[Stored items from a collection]
* * *

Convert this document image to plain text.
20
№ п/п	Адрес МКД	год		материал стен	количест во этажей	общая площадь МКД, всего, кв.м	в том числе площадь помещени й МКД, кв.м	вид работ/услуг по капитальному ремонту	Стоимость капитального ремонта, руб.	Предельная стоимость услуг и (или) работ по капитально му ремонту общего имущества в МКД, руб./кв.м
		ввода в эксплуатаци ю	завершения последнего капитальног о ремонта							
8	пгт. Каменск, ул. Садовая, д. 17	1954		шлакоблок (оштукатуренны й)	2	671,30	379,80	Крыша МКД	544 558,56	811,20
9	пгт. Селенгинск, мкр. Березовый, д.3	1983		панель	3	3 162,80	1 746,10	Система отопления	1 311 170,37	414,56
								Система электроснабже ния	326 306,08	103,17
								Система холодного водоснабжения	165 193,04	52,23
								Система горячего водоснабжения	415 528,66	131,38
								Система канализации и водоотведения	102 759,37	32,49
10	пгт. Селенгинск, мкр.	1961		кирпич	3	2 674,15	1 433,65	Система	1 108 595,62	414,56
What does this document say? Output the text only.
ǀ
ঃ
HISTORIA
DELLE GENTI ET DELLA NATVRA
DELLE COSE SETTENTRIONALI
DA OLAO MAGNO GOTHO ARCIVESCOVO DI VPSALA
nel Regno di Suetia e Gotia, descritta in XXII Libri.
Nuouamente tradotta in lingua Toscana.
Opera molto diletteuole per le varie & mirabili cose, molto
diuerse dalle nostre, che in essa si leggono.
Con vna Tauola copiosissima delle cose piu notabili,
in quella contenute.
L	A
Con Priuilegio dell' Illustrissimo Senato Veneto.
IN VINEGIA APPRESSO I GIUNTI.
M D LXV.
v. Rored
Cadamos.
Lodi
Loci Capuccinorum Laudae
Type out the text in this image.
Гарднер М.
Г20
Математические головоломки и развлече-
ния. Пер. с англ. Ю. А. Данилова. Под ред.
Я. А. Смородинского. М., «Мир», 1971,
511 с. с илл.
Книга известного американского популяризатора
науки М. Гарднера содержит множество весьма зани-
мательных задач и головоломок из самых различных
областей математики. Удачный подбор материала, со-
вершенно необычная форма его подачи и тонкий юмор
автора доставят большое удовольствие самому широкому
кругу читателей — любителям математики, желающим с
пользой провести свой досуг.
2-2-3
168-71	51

* * *

Set down every line of the listing above again, exactly as given.

Response for this exercise.
Convert this document image to plain text.
20
№ п/п	Адрес МКД	год		материал стен	количест во этажей	общая площадь МКД, всего, кв.м	в том числе площадь помещени й МКД, кв.м	вид работ/услуг по капитальному ремонту	Стоимость капитального ремонта, руб.	Предельная стоимость услуг и (или) работ по капитально му ремонту общего имущества в МКД, руб./кв.м
		ввода в эксплуатаци ю	завершения последнего капитальног о ремонта							
8	пгт. Каменск, ул. Садовая, д. 17	1954		шлакоблок (оштукатуренны й)	2	671,30	379,80	Крыша МКД	544 558,56	811,20
9	пгт. Селенгинск, мкр. Березовый, д.3	1983		панель	3	3 162,80	1 746,10	Система отопления	1 311 170,37	414,56
								Система электроснабже ния	326 306,08	103,17
								Система холодного водоснабжения	165 193,04	52,23
								Система горячего водоснабжения	415 528,66	131,38
								Система канализации и водоотведения	102 759,37	32,49
10	пгт. Селенгинск, мкр.	1961		кирпич	3	2 674,15	1 433,65	Система	1 108 595,62	414,56
What does this document say? Output the text only.
ǀ
ঃ
HISTORIA
DELLE GENTI ET DELLA NATVRA
DELLE COSE SETTENTRIONALI
DA OLAO MAGNO GOTHO ARCIVESCOVO DI VPSALA
nel Regno di Suetia e Gotia, descritta in XXII Libri.
Nuouamente tradotta in lingua Toscana.
Opera molto diletteuole per le varie & mirabili cose, molto
diuerse dalle nostre, che in essa si leggono.
Con vna Tauola copiosissima delle cose piu notabili,
in quella contenute.
L	A
Con Priuilegio dell' Illustrissimo Senato Veneto.
IN VINEGIA APPRESSO I GIUNTI.
M D LXV.
v. Rored
Cadamos.
Lodi
Loci Capuccinorum Laudae
Type out the text in this image.
Гарднер М.
Г20
Математические головоломки и развлече-
ния. Пер. с англ. Ю. А. Данилова. Под ред.
Я. А. Смородинского. М., «Мир», 1971,
511 с. с илл.
Книга известного американского популяризатора
науки М. Гарднера содержит множество весьма зани-
мательных задач и головоломок из самых различных
областей математики. Удачный подбор материала, со-
вершенно необычная форма его подачи и тонкий юмор
автора доставят большое удовольствие самому широкому
кругу читателей — любителям математики, желающим с
пользой провести свой досуг.
2-2-3
168-71	51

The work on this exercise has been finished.